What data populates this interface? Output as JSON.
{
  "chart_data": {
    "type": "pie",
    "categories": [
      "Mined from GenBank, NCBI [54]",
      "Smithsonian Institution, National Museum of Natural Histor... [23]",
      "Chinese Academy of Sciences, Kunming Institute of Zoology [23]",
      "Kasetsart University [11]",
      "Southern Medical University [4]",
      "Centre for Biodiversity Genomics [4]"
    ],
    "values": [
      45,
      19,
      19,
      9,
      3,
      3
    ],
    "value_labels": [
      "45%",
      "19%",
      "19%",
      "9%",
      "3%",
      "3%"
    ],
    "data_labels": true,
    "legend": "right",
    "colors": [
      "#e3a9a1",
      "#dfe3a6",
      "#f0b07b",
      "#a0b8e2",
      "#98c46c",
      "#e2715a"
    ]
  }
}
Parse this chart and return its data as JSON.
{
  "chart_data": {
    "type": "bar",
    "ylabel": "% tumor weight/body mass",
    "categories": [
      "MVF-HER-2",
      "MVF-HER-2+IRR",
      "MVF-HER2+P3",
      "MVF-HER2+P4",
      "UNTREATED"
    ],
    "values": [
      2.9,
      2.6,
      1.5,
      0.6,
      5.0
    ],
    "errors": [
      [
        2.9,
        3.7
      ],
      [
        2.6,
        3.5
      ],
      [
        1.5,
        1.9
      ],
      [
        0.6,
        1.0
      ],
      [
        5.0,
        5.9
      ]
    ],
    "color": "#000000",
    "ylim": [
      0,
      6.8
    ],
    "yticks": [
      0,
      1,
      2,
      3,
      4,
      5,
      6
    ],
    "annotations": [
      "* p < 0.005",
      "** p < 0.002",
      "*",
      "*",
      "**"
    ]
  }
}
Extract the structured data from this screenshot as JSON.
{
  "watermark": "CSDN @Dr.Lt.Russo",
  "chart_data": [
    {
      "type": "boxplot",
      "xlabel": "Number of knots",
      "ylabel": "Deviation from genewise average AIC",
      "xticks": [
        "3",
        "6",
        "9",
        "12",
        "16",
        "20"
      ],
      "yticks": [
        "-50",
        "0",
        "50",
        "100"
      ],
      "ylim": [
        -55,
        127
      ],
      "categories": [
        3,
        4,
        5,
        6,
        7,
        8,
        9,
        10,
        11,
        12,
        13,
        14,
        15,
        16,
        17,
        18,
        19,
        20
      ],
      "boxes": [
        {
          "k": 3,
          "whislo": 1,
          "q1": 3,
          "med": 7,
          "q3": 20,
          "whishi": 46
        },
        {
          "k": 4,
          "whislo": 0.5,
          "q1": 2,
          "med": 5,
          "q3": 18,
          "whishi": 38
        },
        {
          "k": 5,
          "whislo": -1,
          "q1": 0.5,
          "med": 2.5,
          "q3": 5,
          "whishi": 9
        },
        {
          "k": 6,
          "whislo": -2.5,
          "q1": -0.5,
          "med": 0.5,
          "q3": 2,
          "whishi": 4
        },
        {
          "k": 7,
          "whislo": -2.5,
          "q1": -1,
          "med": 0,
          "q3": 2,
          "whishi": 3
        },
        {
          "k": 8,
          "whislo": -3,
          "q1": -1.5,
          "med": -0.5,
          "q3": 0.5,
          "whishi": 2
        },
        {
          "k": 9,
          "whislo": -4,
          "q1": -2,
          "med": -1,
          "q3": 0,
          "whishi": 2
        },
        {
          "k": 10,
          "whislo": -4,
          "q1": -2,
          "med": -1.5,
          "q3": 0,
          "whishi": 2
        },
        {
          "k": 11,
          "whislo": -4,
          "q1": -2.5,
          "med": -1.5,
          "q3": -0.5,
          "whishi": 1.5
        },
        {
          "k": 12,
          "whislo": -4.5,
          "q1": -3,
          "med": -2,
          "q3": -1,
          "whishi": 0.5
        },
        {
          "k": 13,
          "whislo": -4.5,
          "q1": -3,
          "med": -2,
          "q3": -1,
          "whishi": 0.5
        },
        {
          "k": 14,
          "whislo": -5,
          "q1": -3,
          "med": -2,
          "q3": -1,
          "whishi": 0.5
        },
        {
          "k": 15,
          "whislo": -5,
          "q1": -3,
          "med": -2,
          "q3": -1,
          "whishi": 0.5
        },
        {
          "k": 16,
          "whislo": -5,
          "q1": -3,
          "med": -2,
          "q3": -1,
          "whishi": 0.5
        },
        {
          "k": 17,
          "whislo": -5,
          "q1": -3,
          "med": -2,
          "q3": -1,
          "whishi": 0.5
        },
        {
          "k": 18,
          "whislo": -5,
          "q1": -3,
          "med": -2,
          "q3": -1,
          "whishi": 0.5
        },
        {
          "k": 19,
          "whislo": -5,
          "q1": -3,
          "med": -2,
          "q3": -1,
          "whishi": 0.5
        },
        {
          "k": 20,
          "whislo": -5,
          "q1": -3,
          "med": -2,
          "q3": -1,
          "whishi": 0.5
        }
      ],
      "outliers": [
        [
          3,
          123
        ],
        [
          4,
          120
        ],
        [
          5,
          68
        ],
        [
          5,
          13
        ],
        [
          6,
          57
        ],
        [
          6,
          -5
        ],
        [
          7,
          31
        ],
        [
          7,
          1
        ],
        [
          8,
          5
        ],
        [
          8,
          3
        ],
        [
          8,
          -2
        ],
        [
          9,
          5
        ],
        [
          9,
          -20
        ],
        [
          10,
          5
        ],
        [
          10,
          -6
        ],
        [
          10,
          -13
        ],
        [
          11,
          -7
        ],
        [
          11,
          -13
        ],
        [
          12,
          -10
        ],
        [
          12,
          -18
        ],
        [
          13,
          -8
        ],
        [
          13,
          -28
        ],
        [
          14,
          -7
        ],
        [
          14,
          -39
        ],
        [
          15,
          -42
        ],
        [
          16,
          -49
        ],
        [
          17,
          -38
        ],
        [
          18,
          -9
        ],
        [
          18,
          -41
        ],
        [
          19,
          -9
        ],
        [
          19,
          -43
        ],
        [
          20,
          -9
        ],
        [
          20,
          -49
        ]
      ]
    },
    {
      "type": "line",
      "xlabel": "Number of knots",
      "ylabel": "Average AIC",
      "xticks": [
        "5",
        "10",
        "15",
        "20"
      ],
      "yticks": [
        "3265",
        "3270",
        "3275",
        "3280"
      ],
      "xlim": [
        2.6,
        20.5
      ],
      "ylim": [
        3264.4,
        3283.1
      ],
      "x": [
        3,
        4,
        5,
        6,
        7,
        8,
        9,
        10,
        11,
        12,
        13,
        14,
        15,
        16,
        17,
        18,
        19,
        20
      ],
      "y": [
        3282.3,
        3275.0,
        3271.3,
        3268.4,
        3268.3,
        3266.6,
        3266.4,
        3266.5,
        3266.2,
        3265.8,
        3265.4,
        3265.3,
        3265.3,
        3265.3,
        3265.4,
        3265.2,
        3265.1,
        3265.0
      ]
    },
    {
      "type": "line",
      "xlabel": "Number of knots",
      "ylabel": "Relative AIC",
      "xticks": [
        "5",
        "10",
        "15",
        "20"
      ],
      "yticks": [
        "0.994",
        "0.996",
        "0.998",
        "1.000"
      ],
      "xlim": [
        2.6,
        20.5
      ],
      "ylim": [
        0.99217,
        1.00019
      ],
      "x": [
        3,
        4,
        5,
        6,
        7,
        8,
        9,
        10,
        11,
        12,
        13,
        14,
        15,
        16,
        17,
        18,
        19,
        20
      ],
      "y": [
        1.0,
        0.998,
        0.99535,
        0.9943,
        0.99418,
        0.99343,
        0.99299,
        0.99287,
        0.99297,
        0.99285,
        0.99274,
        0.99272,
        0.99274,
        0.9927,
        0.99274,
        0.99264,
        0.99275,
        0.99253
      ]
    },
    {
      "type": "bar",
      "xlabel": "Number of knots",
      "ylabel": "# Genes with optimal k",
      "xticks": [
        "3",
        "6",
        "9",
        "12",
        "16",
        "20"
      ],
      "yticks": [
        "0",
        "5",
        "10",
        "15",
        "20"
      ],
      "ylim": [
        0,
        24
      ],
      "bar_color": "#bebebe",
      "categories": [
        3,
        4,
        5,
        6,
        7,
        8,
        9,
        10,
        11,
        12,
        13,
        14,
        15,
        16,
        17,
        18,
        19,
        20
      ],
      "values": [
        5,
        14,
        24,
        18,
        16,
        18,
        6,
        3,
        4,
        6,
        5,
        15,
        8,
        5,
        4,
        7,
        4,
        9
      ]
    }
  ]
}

- - - - - - -

● Work instructions
Check each line above for the string "type" and show the ones that have it.

● Answer to this task
    "type": "pie",
    "type": "bar",
      "type": "boxplot",
      "type": "line",
      "type": "line",
      "type": "bar",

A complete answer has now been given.